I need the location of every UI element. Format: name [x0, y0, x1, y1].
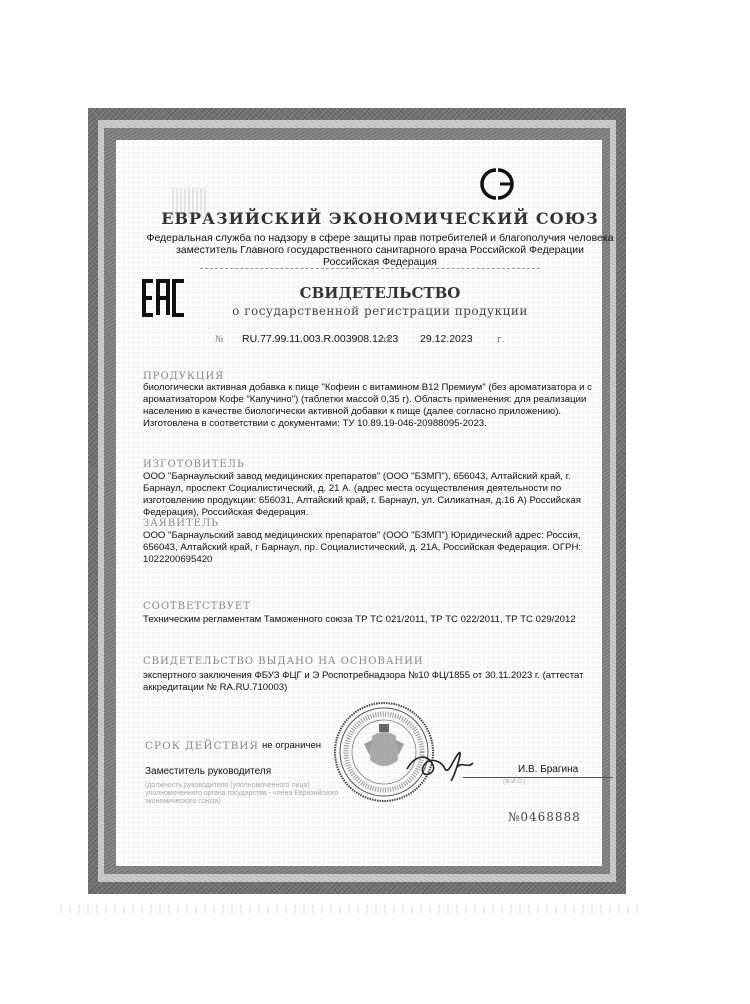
date-suffix: г.	[497, 333, 505, 345]
authority-divider	[200, 268, 540, 269]
validity-heading: СРОК ДЕЙСТВИЯ	[145, 740, 259, 752]
signatory-caption: (должность руководителя (уполномоченного…	[145, 782, 345, 806]
signatory-name: И.В. Брагина	[518, 764, 578, 775]
number-label: №	[215, 333, 224, 345]
agency-line: Федеральная служба по надзору в сфере за…	[140, 232, 620, 244]
scan-noise	[60, 905, 640, 913]
name-caption: (Ф.И.О.)	[503, 779, 526, 785]
applicant-heading: ЗАЯВИТЕЛЬ	[143, 518, 219, 529]
blank-serial-number: №0468888	[508, 810, 581, 824]
conformity-text: Техническим регламентам Таможенного союз…	[143, 614, 611, 626]
certificate-title: СВИДЕТЕЛЬСТВО	[180, 284, 580, 302]
applicant-text: ООО "Барнаульский завод медицинских преп…	[143, 530, 611, 566]
issuing-authority: Федеральная служба по надзору в сфере за…	[140, 232, 620, 268]
customs-union-mark-icon	[474, 164, 524, 204]
registration-number: RU.77.99.11.003.R.003908.12.23	[242, 333, 398, 345]
product-heading: ПРОДУКЦИЯ	[143, 371, 224, 382]
manufacturer-heading: ИЗГОТОВИТЕЛЬ	[143, 459, 245, 470]
certificate-subtitle: о государственной регистрации продукции	[180, 304, 580, 318]
basis-heading: СВИДЕТЕЛЬСТВО ВЫДАНО НА ОСНОВАНИИ	[143, 656, 424, 667]
validity-value: не ограничен	[262, 740, 321, 751]
agency-line: Российская Федерация	[140, 256, 620, 268]
signature-line	[463, 777, 613, 778]
union-title: ЕВРАЗИЙСКИЙ ЭКОНОМИЧЕСКИЙ СОЮЗ	[140, 209, 620, 228]
basis-text: экспертного заключения ФБУЗ ФЦГ и Э Росп…	[143, 670, 611, 694]
date-label: от	[380, 333, 390, 345]
manufacturer-text: ООО "Барнаульский завод медицинских преп…	[143, 471, 611, 519]
signatory-title: Заместитель руководителя	[145, 766, 271, 777]
registration-date: 29.12.2023	[420, 333, 473, 345]
conformity-heading: СООТВЕТСТВУЕТ	[143, 601, 251, 612]
agency-line: заместитель Главного государственного са…	[140, 244, 620, 256]
product-text: биологически активная добавка к пище "Ко…	[143, 382, 611, 430]
signature-icon	[405, 745, 485, 785]
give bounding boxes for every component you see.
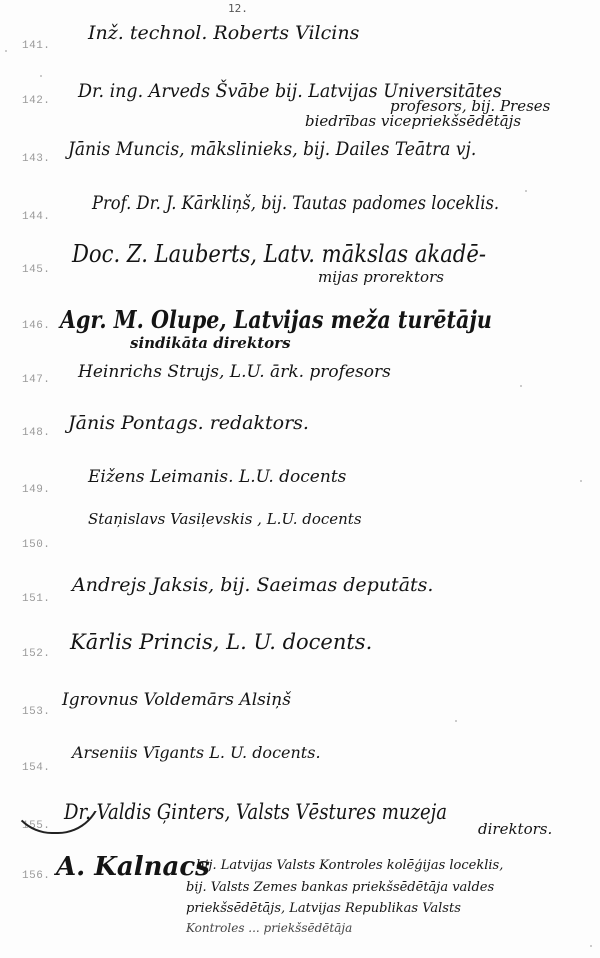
entry-text-line-1: Dr. Valdis Ģinters, Valsts Vēstures muze… (64, 800, 447, 824)
entry-text-line-4: Kontroles ... priekšsēdētāja (186, 921, 352, 935)
entry-text-line-2: sindikāta direktors (130, 334, 291, 352)
signature: A. Kalnacs (56, 852, 210, 882)
scan-speck (525, 190, 527, 192)
entry-text: Arseniis Vīgants L. U. docents. (72, 743, 321, 762)
entry-number: 141. (22, 40, 50, 52)
entry-text: Staņislavs Vasiļevskis , L.U. docents (88, 510, 362, 528)
entry-text: Andrejs Jaksis, bij. Saeimas deputāts. (72, 574, 433, 596)
scan-speck (580, 480, 582, 482)
entry-text-line-3: priekšsēdētājs, Latvijas Republikas Vals… (186, 901, 461, 916)
entry-text-line-1: Agr. M. Olupe, Latvijas meža turētāju (60, 305, 492, 334)
entry-text: Kārlis Princis, L. U. docents. (70, 630, 372, 654)
entry-text-line-2: mijas prorektors (318, 268, 444, 286)
entry-number: 142. (22, 95, 50, 107)
scan-speck (455, 720, 457, 722)
scan-speck (40, 75, 42, 77)
entry-number: 145. (22, 264, 50, 276)
scan-speck (5, 50, 7, 52)
entry-number: 148. (22, 427, 50, 439)
entry-number: 146. (22, 320, 50, 332)
entry-text: Igrovnus Voldemārs Alsiņš (62, 690, 291, 710)
entry-text-line-2: direktors. (478, 820, 552, 838)
scan-speck (590, 945, 592, 947)
entry-number: 150. (22, 539, 50, 551)
entry-text: Eižens Leimanis. L.U. docents (88, 467, 346, 487)
entry-number: 154. (22, 762, 50, 774)
entry-text-line-1: Doc. Z. Lauberts, Latv. mākslas akadē- (72, 240, 486, 268)
page-number: 12. (228, 2, 248, 15)
entry-text-line-3: biedrības vicepriekšsēdētājs (305, 112, 521, 130)
entry-number: 144. (22, 211, 50, 223)
entry-text-line-1: bij. Latvijas Valsts Kontroles kolēģijas… (196, 858, 503, 873)
entry-number: 143. (22, 153, 50, 165)
entry-text: Heinrichs Strujs, L.U. ārk. profesors (78, 362, 391, 382)
entry-number: 152. (22, 648, 50, 660)
entry-number: 153. (22, 706, 50, 718)
entry-text: Inž. technol. Roberts Vilcins (88, 22, 359, 44)
scan-speck (520, 385, 522, 387)
scanned-document-page: 12. 141. Inž. technol. Roberts Vilcins 1… (0, 0, 600, 958)
entry-text-line-2: bij. Valsts Zemes bankas priekšsēdētāja … (186, 880, 494, 895)
entry-text: Jānis Muncis, mākslinieks, bij. Dailes T… (68, 138, 476, 160)
entry-number: 156. (22, 870, 50, 882)
entry-number: 147. (22, 374, 50, 386)
entry-text: Prof. Dr. J. Kārkliņš, bij. Tautas padom… (92, 192, 499, 214)
entry-number: 149. (22, 484, 50, 496)
entry-text: Jānis Pontags. redaktors. (68, 412, 309, 434)
entry-number: 151. (22, 593, 50, 605)
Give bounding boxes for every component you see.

[Written exercise]
Convert every line of the rows above into a Markdown table with the columns Index and Text. Number the lines, and omit blank lines and the pictures.

[Output for this task]
| Index | Text |
|---|---|
| 1 | I need the location of every UI element. Format: name [x0, y0, x1, y1]. |
| 2 | date-suffix: г.	[497, 333, 505, 345] |
| 3 | authority-divider	[200, 268, 540, 269] |
| 4 | validity-heading: СРОК ДЕЙСТВИЯ	[145, 740, 259, 752] |
| 5 | signatory-caption: (должность руководителя (уполномоченного…	[145, 782, 345, 806] |
| 6 | signatory-name: И.В. Брагина	[518, 764, 578, 775] |
| 7 | number-label: №	[215, 333, 224, 345] |
| 8 | agency-line: Федеральная служба по надзору в сфере за…	[140, 232, 620, 244] |
| 9 | scan-noise	[60, 905, 640, 913] |
| 10 | name-caption: (Ф.И.О.)	[503, 779, 526, 785] |
| 11 | applicant-heading: ЗАЯВИТЕЛЬ	[143, 518, 219, 529] |
| 12 | blank-serial-number: №0468888	[508, 810, 581, 824] |
| 13 | conformity-text: Техническим регламентам Таможенного союз…	[143, 614, 611, 626] |
| 14 | certificate-title: СВИДЕТЕЛЬСТВО	[180, 284, 580, 302] |
| 15 | applicant-text: ООО "Барнаульский завод медицинских преп…	[143, 530, 611, 566] |
| 16 | issuing-authority: Федеральная служба по надзору в сфере за…	[140, 232, 620, 268] |
| 17 | customs-union-mark-icon	[474, 164, 524, 204] |
| 18 | registration-number: RU.77.99.11.003.R.003908.12.23	[242, 333, 398, 345] |
| 19 | product-heading: ПРОДУКЦИЯ	[143, 371, 224, 382] |
| 20 | manufacturer-heading: ИЗГОТОВИТЕЛЬ	[143, 459, 245, 470] |
| 21 | certificate-subtitle: о государственной регистрации продукции	[180, 304, 580, 318] |
| 22 | basis-heading: СВИДЕТЕЛЬСТВО ВЫДАНО НА ОСНОВАНИИ	[143, 656, 424, 667] |
| 23 | validity-value: не ограничен	[262, 740, 321, 751] |
| 24 | agency-line: Российская Федерация	[140, 256, 620, 268] |
| 25 | signature-line	[463, 777, 613, 778] |
| 26 | union-title: ЕВРАЗИЙСКИЙ ЭКОНОМИЧЕСКИЙ СОЮЗ	[140, 209, 620, 228] |
| 27 | basis-text: экспертного заключения ФБУЗ ФЦГ и Э Росп…	[143, 670, 611, 694] |
| 28 | date-label: от	[380, 333, 390, 345] |
| 29 | manufacturer-text: ООО "Барнаульский завод медицинских преп…	[143, 471, 611, 519] |
| 30 | signatory-title: Заместитель руководителя	[145, 766, 271, 777] |
| 31 | registration-date: 29.12.2023	[420, 333, 473, 345] |
| 32 | conformity-heading: СООТВЕТСТВУЕТ	[143, 601, 251, 612] |
| 33 | agency-line: заместитель Главного государственного са…	[140, 244, 620, 256] |
| 34 | product-text: биологически активная добавка к пище "Ко…	[143, 382, 611, 430] |
| 35 | signature-icon	[405, 745, 485, 785] |
| 36 | give bounding boxes for every component you see. |
| 37 | entry-text-line-1: Dr. Valdis Ģinters, Valsts Vēstures muze… (64, 800, 447, 824) |
| 38 | entry-text-line-4: Kontroles ... priekšsēdētāja (186, 921, 352, 935) |
| 39 | entry-text-line-2: sindikāta direktors (130, 334, 291, 352) |
| 40 | signature: A. Kalnacs (56, 852, 210, 882) |
| 41 | scan-speck (525, 190, 527, 192) |
| 42 | entry-text: Arseniis Vīgants L. U. docents. (72, 743, 321, 762) |
| 43 | entry-number: 141. (22, 40, 50, 52) |
| 44 | entry-text: Staņislavs Vasiļevskis , L.U. docents (88, 510, 362, 528) |
| 45 | entry-text: Andrejs Jaksis, bij. Saeimas deputāts. (72, 574, 433, 596) |
| 46 | scan-speck (580, 480, 582, 482) |
| 47 | entry-text-line-3: priekšsēdētājs, Latvijas Republikas Vals… (186, 901, 461, 916) |
| 48 | entry-text-line-1: Agr. M. Olupe, Latvijas meža turētāju (60, 305, 492, 334) |
| 49 | entry-text: Kārlis Princis, L. U. docents. (70, 630, 372, 654) |
| 50 | entry-text-line-2: mijas prorektors (318, 268, 444, 286) |
| 51 | entry-number: 142. (22, 95, 50, 107) |
| 52 | scan-speck (455, 720, 457, 722) |
| 53 | scan-speck (40, 75, 42, 77) |
| 54 | entry-number: 145. (22, 264, 50, 276) |
| 55 | scan-speck (5, 50, 7, 52) |
| 56 | entry-number: 148. (22, 427, 50, 439) |
| 57 | entry-number: 146. (22, 320, 50, 332) |
| 58 | entry-text: Igrovnus Voldemārs Alsiņš (62, 690, 291, 710) |
| 59 | entry-text-line-2: direktors. (478, 820, 552, 838) |
| 60 | scan-speck (590, 945, 592, 947) |
| 61 | entry-number: 150. (22, 539, 50, 551) |
| 62 | entry-text: Eižens Leimanis. L.U. docents (88, 467, 346, 487) |
| 63 | entry-number: 154. (22, 762, 50, 774) |
| 64 | entry-text-line-1: Doc. Z. Lauberts, Latv. mākslas akadē- (72, 240, 486, 268) |
| 65 | page-number: 12. (228, 2, 248, 15) |
| 66 | entry-text-line-3: biedrības vicepriekšsēdētājs (305, 112, 521, 130) |
| 67 | entry-number: 144. (22, 211, 50, 223) |
| 68 | entry-text-line-1: bij. Latvijas Valsts Kontroles kolēģijas… (196, 858, 503, 873) |
| 69 | entry-number: 143. (22, 153, 50, 165) |
| 70 | entry-text: Heinrichs Strujs, L.U. ārk. profesors (78, 362, 391, 382) |
| 71 | entry-number: 152. (22, 648, 50, 660) |
| 72 | entry-number: 153. (22, 706, 50, 718) |
| 73 | entry-text: Inž. technol. Roberts Vilcins (88, 22, 359, 44) |
| 74 | scan-speck (520, 385, 522, 387) |
| 75 | scanned-document-page: 12. 141. Inž. technol. Roberts Vilcins 1… (0, 0, 600, 958) |
| 76 | entry-text-line-2: bij. Valsts Zemes bankas priekšsēdētāja … (186, 880, 494, 895) |
| 77 | entry-text: Jānis Muncis, mākslinieks, bij. Dailes T… (68, 138, 476, 160) |
| 78 | entry-number: 156. (22, 870, 50, 882) |
| 79 | entry-number: 147. (22, 374, 50, 386) |
| 80 | entry-text: Prof. Dr. J. Kārkliņš, bij. Tautas padom… (92, 192, 499, 214) |
| 81 | entry-number: 149. (22, 484, 50, 496) |
| 82 | entry-text: Jānis Pontags. redaktors. (68, 412, 309, 434) |
| 83 | entry-number: 151. (22, 593, 50, 605) |
| 84 | Give bounding boxes for every component you see. |